## Requirement
Can you continue the article below on Republicans' 2017 tax breaks and the debt ceiling, picking up right after its last sentence?

::: Selected extract :::

IE 11 is not supported. For an optimal experience visit our site on another browser.

What Republicans choose to forget about their regressive tax breaks

Pat Toomey said it's "an indisputable fact" that 2017 tax breaks created "the strongest economy" in generations. That's demonstrably wrong.

Republican Sen. Pat Toomey of Pennsylvania sat down with Jake Tapper yesterday, and when the discussion turned to the debt ceiling, the host reminded the retiring senator that the nation added nearly $8 trillion to the debt during Donald Trump's presidency — which is obviously relevant now. Toomey tried to argue in response that the GOP is blocking the nation's borrowing authority over concerns about "future spending."

Whether the Republican wants to admit this or not, extending the debt ceiling is about paying the nation's bills. It is not intended to clear the way for new spending. This is a basic truth some in the GOP acknowledge when it suits their purposes.

::: Dataset records :::

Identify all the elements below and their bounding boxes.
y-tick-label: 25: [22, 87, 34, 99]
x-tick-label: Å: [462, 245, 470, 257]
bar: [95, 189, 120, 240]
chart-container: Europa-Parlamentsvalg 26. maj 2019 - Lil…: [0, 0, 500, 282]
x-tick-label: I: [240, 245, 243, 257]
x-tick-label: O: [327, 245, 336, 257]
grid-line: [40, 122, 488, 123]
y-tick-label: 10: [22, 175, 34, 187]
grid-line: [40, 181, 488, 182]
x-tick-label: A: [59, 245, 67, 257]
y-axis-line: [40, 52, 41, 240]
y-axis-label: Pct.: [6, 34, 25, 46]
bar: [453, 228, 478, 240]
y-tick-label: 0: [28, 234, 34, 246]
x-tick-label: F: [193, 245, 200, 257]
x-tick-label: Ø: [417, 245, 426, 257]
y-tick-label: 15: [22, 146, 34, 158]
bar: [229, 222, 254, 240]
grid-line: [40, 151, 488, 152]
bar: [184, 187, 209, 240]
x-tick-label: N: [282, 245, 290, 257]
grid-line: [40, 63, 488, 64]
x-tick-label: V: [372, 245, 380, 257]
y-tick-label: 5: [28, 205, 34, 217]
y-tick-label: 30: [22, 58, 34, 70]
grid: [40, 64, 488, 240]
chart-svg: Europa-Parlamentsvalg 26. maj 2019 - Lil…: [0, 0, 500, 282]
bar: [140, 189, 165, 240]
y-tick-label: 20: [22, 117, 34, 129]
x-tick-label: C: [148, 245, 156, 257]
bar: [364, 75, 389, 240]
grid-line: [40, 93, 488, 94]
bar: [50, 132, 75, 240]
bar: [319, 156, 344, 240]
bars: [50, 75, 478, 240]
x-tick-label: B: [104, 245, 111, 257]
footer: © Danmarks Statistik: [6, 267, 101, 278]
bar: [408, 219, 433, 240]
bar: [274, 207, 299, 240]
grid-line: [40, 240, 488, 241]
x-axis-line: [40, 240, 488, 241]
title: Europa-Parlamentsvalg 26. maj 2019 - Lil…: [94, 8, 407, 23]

:::

## Response below
But yesterday's interview touched on a related point that stood out as even more notable. From the transcript:

TAPPER: When it came to, for example, the Trump tax cuts, that was about $6 trillion. Most of it was paid for one way or another, but not $2 trillion of it. That was not paid for in any way. You supported that. And that created the debt as well.

TOOMEY: Well, yes, Jake, it also created the strongest economy of my lifetime. That's just an indisputable fact.

No, it's not.

The Pennsylvania Republican added that Democrats shouldn't "undo the very tax regime that helped enable that tremendous economic growth."

Rehashing the debate over the efficacy of the Republicans' regressive tax breaks from 2017 may seem trivial, but Democrats are currently in the process of deciding whether, and to what degree, Congress should roll back some of these tax cuts. If it's "an indisputable fact" that these tax policies created "the strongest economy" in generations, and were directly responsible for generating "tremendous economic growth," that would he highly relevant information.

But Toomey's rhetoric was plainly wrong. The senator pointed to job growth and GDP growth, so let's consider both in more detail.

Circling back to our earlier coverage, according to the Labor Department's Bureau of Labor Statistics, the U.S. economy created 3 million jobs in 2014, 2.72 million jobs in 2015, and 2.34 million jobs in 2016. The combined total for the final three years of the Obama/Biden era: a little over 8.06 million jobs.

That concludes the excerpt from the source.